- What you should do: Please print all of the material below, word for word.

+---+

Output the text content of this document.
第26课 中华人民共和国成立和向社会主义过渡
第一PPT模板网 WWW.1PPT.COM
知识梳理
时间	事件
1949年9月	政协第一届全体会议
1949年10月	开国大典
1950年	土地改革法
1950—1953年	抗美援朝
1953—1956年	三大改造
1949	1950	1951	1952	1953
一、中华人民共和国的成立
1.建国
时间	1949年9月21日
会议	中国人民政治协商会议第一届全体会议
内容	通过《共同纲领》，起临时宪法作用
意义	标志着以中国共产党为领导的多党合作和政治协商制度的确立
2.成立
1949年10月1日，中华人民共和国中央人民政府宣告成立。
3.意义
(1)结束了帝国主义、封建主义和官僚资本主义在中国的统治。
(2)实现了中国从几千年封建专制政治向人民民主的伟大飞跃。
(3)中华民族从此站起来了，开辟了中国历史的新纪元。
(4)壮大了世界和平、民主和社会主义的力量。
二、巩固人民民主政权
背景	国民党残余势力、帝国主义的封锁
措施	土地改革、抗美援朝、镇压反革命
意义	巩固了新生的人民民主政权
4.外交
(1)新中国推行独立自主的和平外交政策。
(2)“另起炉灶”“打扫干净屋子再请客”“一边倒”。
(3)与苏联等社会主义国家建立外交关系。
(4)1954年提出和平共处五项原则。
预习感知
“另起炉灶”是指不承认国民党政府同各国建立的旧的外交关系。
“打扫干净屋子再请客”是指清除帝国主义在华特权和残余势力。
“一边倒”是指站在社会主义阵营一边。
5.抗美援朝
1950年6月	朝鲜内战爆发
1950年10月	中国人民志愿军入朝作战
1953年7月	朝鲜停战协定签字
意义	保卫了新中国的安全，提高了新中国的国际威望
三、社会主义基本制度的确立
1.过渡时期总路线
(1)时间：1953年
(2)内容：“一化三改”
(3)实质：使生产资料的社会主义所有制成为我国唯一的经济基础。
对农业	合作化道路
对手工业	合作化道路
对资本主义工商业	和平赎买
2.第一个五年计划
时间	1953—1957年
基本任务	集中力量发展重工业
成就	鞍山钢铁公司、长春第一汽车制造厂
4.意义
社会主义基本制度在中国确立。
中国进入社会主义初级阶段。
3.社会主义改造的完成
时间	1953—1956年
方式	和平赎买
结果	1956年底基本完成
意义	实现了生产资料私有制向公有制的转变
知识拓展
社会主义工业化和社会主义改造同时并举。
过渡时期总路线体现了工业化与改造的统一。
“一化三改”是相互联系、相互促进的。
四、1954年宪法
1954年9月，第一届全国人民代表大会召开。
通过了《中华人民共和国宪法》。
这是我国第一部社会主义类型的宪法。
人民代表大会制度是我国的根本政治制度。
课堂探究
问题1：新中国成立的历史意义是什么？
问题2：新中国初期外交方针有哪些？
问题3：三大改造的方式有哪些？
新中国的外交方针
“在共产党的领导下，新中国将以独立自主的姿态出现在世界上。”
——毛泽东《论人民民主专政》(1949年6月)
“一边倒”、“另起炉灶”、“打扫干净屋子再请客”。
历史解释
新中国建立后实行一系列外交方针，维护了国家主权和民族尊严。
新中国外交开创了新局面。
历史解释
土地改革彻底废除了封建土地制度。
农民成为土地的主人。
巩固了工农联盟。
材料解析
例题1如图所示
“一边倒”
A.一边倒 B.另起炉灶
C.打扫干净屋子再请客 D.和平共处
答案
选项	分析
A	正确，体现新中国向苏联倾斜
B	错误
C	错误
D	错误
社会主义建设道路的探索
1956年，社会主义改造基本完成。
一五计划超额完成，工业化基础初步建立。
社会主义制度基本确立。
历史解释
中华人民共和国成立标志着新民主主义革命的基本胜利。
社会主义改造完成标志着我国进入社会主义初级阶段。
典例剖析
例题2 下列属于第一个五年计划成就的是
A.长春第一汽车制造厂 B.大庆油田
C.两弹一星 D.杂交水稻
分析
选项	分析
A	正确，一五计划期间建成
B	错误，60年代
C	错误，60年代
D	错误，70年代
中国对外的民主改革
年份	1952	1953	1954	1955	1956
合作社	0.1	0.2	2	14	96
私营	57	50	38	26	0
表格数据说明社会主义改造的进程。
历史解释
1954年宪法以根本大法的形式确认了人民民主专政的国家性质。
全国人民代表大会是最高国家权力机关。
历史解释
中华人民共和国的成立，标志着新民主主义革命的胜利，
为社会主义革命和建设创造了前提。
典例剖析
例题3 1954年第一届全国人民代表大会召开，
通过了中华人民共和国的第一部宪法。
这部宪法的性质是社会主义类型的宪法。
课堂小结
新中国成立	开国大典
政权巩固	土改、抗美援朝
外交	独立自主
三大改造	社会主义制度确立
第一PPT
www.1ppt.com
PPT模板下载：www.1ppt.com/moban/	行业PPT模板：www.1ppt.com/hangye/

+---+

- Exercise result:
Output the text content of this document.
第26课 中华人民共和国成立和向社会主义过渡
第一PPT模板网 WWW.1PPT.COM
知识梳理
时间	事件
1949年9月	政协第一届全体会议
1949年10月	开国大典
1950年	土地改革法
1950—1953年	抗美援朝
1953—1956年	三大改造
1949	1950	1951	1952	1953
一、中华人民共和国的成立
1.建国
时间	1949年9月21日
会议	中国人民政治协商会议第一届全体会议
内容	通过《共同纲领》，起临时宪法作用
意义	标志着以中国共产党为领导的多党合作和政治协商制度的确立
2.成立
1949年10月1日，中华人民共和国中央人民政府宣告成立。
3.意义
(1)结束了帝国主义、封建主义和官僚资本主义在中国的统治。
(2)实现了中国从几千年封建专制政治向人民民主的伟大飞跃。
(3)中华民族从此站起来了，开辟了中国历史的新纪元。
(4)壮大了世界和平、民主和社会主义的力量。
二、巩固人民民主政权
背景	国民党残余势力、帝国主义的封锁
措施	土地改革、抗美援朝、镇压反革命
意义	巩固了新生的人民民主政权
4.外交
(1)新中国推行独立自主的和平外交政策。
(2)“另起炉灶”“打扫干净屋子再请客”“一边倒”。
(3)与苏联等社会主义国家建立外交关系。
(4)1954年提出和平共处五项原则。
预习感知
“另起炉灶”是指不承认国民党政府同各国建立的旧的外交关系。
“打扫干净屋子再请客”是指清除帝国主义在华特权和残余势力。
“一边倒”是指站在社会主义阵营一边。
5.抗美援朝
1950年6月	朝鲜内战爆发
1950年10月	中国人民志愿军入朝作战
1953年7月	朝鲜停战协定签字
意义	保卫了新中国的安全，提高了新中国的国际威望
三、社会主义基本制度的确立
1.过渡时期总路线
(1)时间：1953年
(2)内容：“一化三改”
(3)实质：使生产资料的社会主义所有制成为我国唯一的经济基础。
对农业	合作化道路
对手工业	合作化道路
对资本主义工商业	和平赎买
2.第一个五年计划
时间	1953—1957年
基本任务	集中力量发展重工业
成就	鞍山钢铁公司、长春第一汽车制造厂
4.意义
社会主义基本制度在中国确立。
中国进入社会主义初级阶段。
3.社会主义改造的完成
时间	1953—1956年
方式	和平赎买
结果	1956年底基本完成
意义	实现了生产资料私有制向公有制的转变
知识拓展
社会主义工业化和社会主义改造同时并举。
过渡时期总路线体现了工业化与改造的统一。
“一化三改”是相互联系、相互促进的。
四、1954年宪法
1954年9月，第一届全国人民代表大会召开。
通过了《中华人民共和国宪法》。
这是我国第一部社会主义类型的宪法。
人民代表大会制度是我国的根本政治制度。
课堂探究
问题1：新中国成立的历史意义是什么？
问题2：新中国初期外交方针有哪些？
问题3：三大改造的方式有哪些？
新中国的外交方针
“在共产党的领导下，新中国将以独立自主的姿态出现在世界上。”
——毛泽东《论人民民主专政》(1949年6月)
“一边倒”、“另起炉灶”、“打扫干净屋子再请客”。
历史解释
新中国建立后实行一系列外交方针，维护了国家主权和民族尊严。
新中国外交开创了新局面。
历史解释
土地改革彻底废除了封建土地制度。
农民成为土地的主人。
巩固了工农联盟。
材料解析
例题1如图所示
“一边倒”
A.一边倒 B.另起炉灶
C.打扫干净屋子再请客 D.和平共处
答案
选项	分析
A	正确，体现新中国向苏联倾斜
B	错误
C	错误
D	错误
社会主义建设道路的探索
1956年，社会主义改造基本完成。
一五计划超额完成，工业化基础初步建立。
社会主义制度基本确立。
历史解释
中华人民共和国成立标志着新民主主义革命的基本胜利。
社会主义改造完成标志着我国进入社会主义初级阶段。
典例剖析
例题2 下列属于第一个五年计划成就的是
A.长春第一汽车制造厂 B.大庆油田
C.两弹一星 D.杂交水稻
分析
选项	分析
A	正确，一五计划期间建成
B	错误，60年代
C	错误，60年代
D	错误，70年代
中国对外的民主改革
年份	1952	1953	1954	1955	1956
合作社	0.1	0.2	2	14	96
私营	57	50	38	26	0
表格数据说明社会主义改造的进程。
历史解释
1954年宪法以根本大法的形式确认了人民民主专政的国家性质。
全国人民代表大会是最高国家权力机关。
历史解释
中华人民共和国的成立，标志着新民主主义革命的胜利，
为社会主义革命和建设创造了前提。
典例剖析
例题3 1954年第一届全国人民代表大会召开，
通过了中华人民共和国的第一部宪法。
这部宪法的性质是社会主义类型的宪法。
课堂小结
新中国成立	开国大典
政权巩固	土改、抗美援朝
外交	独立自主
三大改造	社会主义制度确立
第一PPT
www.1ppt.com
PPT模板下载：www.1ppt.com/moban/	行业PPT模板：www.1ppt.com/hangye/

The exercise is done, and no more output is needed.